Records shown -

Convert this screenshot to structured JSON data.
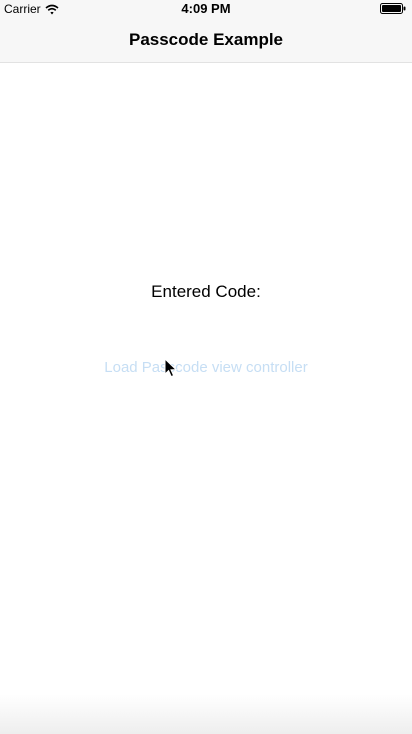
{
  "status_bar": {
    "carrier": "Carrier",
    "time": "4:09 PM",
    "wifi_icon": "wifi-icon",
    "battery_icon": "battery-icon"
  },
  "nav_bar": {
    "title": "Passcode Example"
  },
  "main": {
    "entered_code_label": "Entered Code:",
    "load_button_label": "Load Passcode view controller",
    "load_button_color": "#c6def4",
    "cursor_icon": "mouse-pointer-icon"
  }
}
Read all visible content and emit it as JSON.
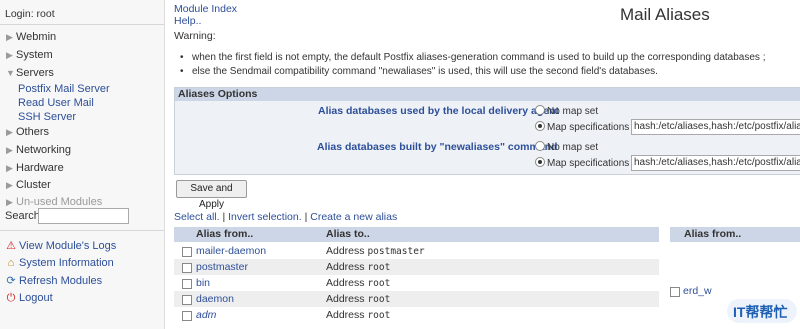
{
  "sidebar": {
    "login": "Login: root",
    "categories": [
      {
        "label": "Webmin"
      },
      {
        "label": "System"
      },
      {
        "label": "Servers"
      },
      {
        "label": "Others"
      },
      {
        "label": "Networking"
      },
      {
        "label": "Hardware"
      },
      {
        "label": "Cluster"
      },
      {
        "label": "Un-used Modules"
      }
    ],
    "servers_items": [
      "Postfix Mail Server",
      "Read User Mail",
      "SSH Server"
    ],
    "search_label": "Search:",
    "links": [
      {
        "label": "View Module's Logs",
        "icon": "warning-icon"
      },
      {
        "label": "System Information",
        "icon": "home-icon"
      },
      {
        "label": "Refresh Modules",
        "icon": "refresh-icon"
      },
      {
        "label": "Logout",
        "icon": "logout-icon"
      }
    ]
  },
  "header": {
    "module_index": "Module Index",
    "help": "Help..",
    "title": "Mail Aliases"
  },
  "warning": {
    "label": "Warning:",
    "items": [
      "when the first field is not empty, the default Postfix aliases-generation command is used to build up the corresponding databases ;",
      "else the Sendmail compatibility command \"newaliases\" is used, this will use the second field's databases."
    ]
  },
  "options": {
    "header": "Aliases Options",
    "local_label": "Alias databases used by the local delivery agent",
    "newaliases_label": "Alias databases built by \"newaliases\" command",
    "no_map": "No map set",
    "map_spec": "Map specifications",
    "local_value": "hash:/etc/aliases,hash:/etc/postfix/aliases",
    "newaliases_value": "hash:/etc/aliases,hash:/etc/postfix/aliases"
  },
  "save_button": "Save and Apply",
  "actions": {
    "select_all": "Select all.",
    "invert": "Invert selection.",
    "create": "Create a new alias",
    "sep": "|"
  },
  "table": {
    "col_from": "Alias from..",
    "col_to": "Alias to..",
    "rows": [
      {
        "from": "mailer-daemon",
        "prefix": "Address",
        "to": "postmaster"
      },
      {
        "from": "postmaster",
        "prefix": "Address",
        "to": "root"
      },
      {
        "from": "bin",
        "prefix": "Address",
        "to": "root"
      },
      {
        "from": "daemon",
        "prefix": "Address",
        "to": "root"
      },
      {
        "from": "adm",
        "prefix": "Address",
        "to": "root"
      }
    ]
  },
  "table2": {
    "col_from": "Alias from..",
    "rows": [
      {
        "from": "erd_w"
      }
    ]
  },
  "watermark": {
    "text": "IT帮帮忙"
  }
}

---

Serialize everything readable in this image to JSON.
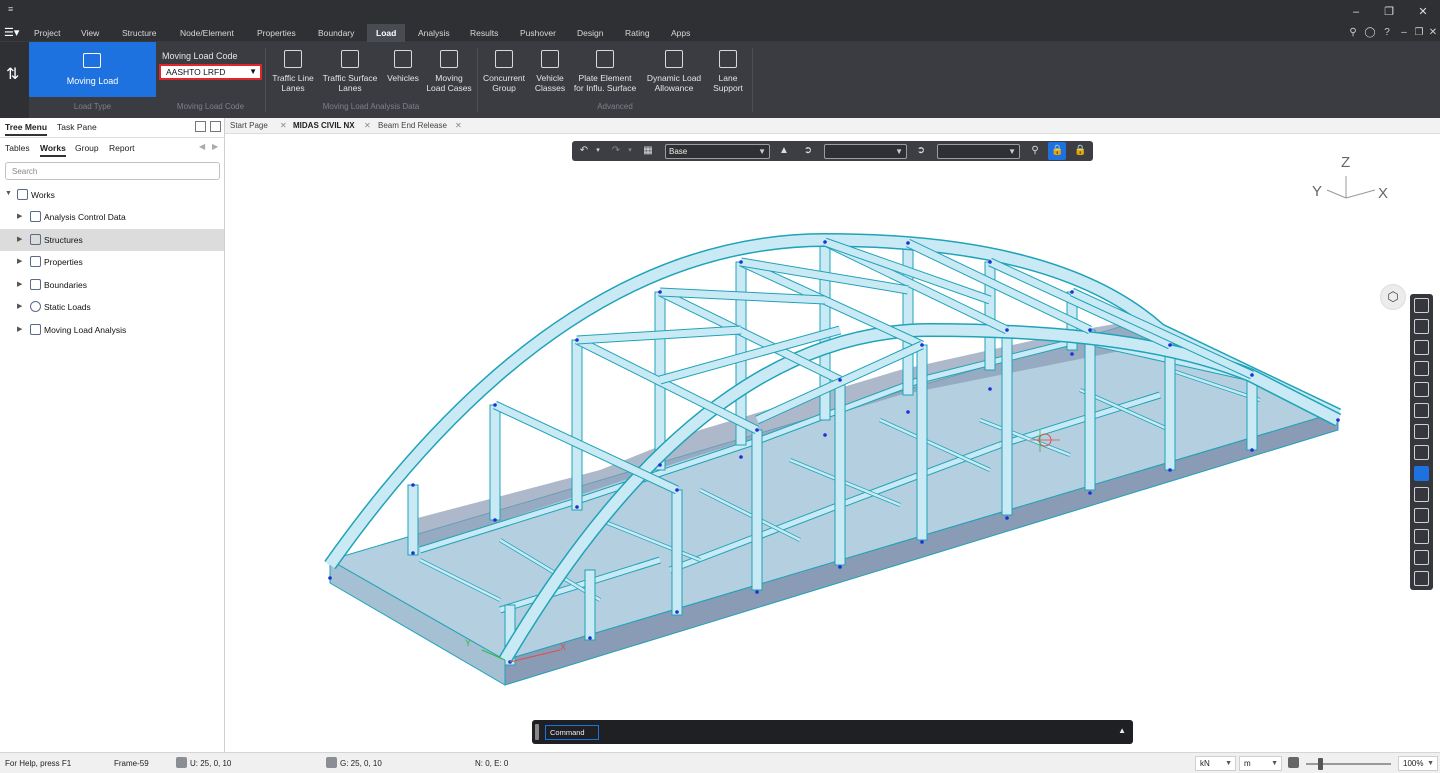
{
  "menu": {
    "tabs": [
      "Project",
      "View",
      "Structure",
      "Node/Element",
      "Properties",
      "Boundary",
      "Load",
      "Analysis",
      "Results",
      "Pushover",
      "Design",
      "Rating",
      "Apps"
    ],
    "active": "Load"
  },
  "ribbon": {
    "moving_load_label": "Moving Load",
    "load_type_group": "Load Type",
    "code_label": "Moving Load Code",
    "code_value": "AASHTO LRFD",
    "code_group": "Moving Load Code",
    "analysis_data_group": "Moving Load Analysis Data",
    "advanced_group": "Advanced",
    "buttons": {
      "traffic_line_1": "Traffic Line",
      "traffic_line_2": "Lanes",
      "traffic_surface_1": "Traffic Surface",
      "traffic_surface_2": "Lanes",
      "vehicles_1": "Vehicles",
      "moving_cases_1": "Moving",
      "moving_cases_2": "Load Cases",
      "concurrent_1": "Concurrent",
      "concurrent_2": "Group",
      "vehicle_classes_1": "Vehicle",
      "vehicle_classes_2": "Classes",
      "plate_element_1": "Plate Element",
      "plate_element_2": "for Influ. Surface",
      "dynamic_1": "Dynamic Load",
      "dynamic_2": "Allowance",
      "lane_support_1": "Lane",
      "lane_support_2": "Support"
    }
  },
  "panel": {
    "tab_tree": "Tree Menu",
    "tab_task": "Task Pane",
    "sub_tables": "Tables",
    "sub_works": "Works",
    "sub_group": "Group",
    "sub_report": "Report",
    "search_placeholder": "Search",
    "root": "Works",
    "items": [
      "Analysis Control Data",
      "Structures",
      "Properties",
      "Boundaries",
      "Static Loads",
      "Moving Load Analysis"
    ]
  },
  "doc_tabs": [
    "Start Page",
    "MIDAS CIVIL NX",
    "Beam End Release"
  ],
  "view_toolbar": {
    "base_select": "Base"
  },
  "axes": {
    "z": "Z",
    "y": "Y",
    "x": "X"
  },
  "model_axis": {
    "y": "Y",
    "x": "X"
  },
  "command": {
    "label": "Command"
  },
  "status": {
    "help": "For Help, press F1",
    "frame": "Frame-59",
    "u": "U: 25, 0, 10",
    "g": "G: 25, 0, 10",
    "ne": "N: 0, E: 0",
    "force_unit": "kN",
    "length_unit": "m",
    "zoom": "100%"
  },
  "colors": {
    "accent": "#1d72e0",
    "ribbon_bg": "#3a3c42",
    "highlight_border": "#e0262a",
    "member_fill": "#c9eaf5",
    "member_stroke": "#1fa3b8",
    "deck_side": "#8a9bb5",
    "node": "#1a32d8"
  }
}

--

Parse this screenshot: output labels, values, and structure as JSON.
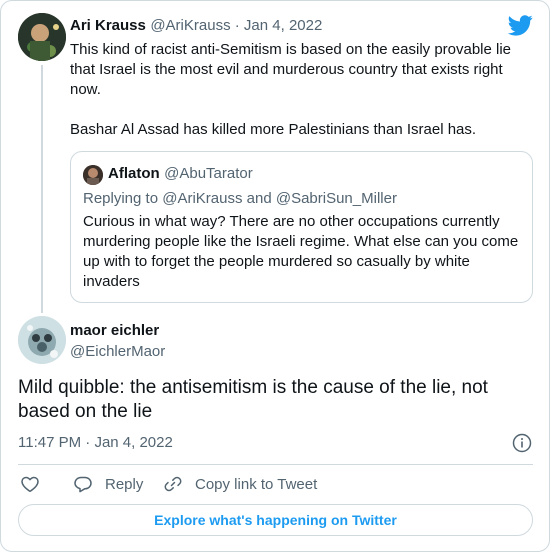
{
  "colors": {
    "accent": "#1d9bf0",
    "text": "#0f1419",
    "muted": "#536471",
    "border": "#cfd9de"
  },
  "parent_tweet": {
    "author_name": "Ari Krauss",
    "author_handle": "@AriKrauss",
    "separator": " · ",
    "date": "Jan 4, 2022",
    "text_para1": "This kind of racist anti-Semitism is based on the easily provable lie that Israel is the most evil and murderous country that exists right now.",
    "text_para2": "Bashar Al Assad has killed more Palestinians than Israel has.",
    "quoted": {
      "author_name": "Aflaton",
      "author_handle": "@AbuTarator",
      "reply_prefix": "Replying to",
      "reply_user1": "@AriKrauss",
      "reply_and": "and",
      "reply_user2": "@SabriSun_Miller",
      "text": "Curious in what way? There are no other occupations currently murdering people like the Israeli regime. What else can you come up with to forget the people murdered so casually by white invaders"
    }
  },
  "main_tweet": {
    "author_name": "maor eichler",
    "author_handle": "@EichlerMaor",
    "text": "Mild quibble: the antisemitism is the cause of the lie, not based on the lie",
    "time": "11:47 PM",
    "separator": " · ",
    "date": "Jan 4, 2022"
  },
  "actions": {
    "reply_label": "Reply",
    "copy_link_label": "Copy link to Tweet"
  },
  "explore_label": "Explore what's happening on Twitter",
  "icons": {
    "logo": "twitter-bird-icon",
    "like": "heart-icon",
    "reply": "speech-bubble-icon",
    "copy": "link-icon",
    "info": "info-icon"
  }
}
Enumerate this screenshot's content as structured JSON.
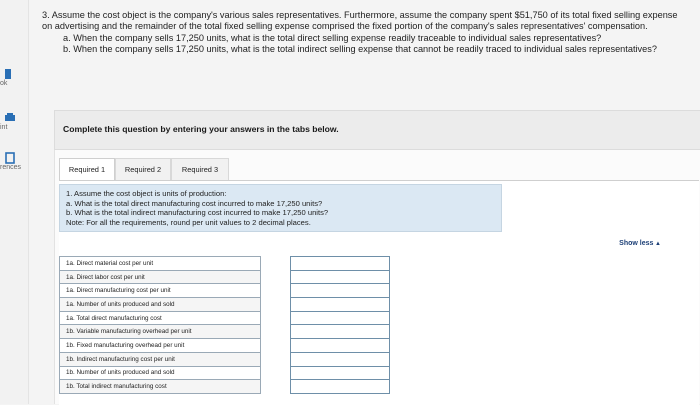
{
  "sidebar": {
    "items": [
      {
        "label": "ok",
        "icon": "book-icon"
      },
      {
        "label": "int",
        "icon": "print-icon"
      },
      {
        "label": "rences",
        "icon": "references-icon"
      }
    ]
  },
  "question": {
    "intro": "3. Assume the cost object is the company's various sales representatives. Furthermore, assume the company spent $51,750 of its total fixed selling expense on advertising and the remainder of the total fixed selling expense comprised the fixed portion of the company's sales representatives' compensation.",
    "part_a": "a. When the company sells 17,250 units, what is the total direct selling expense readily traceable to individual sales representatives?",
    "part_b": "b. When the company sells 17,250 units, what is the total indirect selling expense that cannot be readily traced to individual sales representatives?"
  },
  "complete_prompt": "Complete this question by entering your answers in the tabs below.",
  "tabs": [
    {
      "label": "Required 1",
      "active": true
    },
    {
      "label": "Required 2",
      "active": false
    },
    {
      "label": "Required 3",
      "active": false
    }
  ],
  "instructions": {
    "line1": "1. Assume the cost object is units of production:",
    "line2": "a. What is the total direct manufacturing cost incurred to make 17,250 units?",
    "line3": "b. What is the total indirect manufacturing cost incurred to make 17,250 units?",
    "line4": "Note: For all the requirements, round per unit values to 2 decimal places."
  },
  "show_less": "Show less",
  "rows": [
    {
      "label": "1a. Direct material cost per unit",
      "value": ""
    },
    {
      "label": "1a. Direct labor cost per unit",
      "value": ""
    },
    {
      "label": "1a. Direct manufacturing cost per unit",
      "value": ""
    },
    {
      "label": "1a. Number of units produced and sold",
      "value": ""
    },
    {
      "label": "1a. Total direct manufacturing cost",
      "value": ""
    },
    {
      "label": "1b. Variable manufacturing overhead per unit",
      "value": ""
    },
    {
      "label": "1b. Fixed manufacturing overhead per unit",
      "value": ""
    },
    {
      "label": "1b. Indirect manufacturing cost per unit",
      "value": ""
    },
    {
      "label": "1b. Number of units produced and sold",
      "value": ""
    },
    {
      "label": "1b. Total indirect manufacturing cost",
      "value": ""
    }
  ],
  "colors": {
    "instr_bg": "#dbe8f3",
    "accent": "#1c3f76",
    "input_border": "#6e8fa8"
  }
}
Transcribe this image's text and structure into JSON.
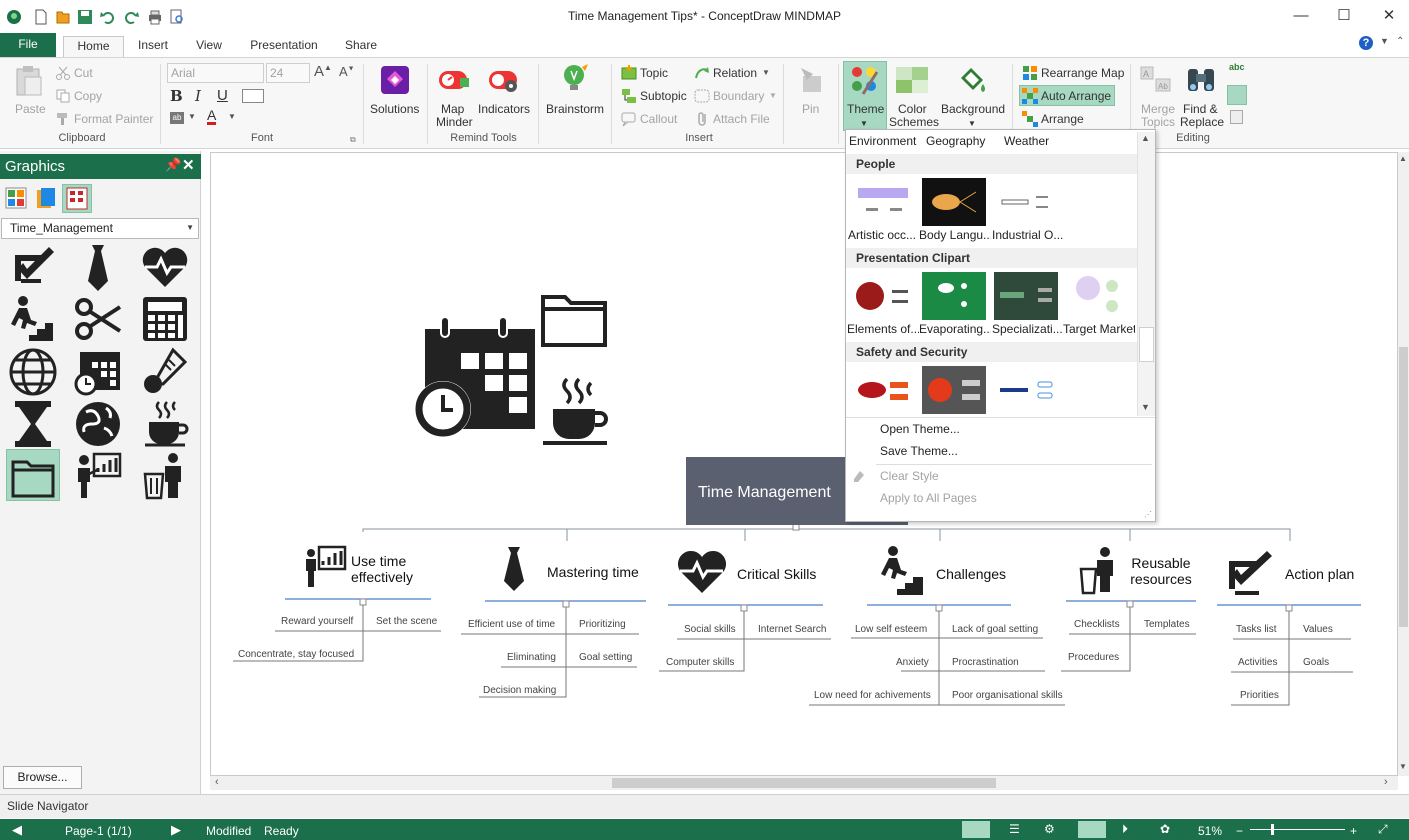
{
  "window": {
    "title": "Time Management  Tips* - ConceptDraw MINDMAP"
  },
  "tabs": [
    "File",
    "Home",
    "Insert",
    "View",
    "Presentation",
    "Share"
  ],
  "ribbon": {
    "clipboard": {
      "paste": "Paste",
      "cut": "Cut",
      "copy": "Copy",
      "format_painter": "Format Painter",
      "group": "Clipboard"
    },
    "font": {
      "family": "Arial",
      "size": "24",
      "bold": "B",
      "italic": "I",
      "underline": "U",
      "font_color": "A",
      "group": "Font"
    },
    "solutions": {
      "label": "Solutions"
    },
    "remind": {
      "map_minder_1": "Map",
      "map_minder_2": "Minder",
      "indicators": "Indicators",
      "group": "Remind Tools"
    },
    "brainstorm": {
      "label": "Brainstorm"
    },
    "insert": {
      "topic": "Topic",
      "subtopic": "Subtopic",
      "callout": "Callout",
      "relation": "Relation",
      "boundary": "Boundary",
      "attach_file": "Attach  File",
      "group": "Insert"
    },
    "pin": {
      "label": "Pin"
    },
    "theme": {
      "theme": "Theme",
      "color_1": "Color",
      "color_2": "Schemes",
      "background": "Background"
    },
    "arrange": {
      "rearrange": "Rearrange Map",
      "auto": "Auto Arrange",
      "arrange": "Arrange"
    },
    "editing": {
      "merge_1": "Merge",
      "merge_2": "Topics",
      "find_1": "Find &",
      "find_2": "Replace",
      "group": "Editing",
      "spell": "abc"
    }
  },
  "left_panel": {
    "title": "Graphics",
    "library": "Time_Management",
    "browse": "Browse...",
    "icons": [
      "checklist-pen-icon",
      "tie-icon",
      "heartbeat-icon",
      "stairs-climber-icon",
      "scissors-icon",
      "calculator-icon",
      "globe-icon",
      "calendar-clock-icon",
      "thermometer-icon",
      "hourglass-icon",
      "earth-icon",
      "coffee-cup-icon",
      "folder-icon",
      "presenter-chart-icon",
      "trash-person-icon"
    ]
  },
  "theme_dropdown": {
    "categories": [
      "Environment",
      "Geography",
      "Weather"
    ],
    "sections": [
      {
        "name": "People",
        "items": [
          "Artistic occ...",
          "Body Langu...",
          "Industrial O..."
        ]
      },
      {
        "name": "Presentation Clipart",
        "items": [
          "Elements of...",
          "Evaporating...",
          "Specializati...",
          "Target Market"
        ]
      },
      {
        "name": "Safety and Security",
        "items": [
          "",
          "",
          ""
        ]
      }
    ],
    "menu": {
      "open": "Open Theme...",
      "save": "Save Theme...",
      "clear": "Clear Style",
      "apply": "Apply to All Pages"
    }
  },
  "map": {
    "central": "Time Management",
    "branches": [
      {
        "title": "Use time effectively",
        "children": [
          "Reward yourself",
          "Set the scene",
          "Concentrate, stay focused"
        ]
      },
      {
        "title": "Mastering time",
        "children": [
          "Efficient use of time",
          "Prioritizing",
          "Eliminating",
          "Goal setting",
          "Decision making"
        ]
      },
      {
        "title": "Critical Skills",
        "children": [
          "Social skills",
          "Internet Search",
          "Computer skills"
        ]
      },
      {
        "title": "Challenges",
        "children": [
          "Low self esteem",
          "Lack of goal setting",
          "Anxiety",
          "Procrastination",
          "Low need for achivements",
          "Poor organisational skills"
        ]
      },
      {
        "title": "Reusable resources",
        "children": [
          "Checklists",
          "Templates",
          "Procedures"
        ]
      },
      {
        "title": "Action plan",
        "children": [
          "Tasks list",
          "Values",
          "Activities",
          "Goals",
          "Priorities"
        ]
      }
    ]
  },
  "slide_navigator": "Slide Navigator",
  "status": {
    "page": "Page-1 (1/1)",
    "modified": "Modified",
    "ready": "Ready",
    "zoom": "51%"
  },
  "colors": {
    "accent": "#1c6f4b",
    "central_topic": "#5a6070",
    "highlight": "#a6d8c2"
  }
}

Task statement - Look through the listing above. Pick out each line with "field" and copy it.

Task response -
      "when the first field is not empty, the default Postfix aliases-generation command is used to build up the corresponding databases ;",
      "else the Sendmail compatibility command \"newaliases\" is used, this will use the second field's databases."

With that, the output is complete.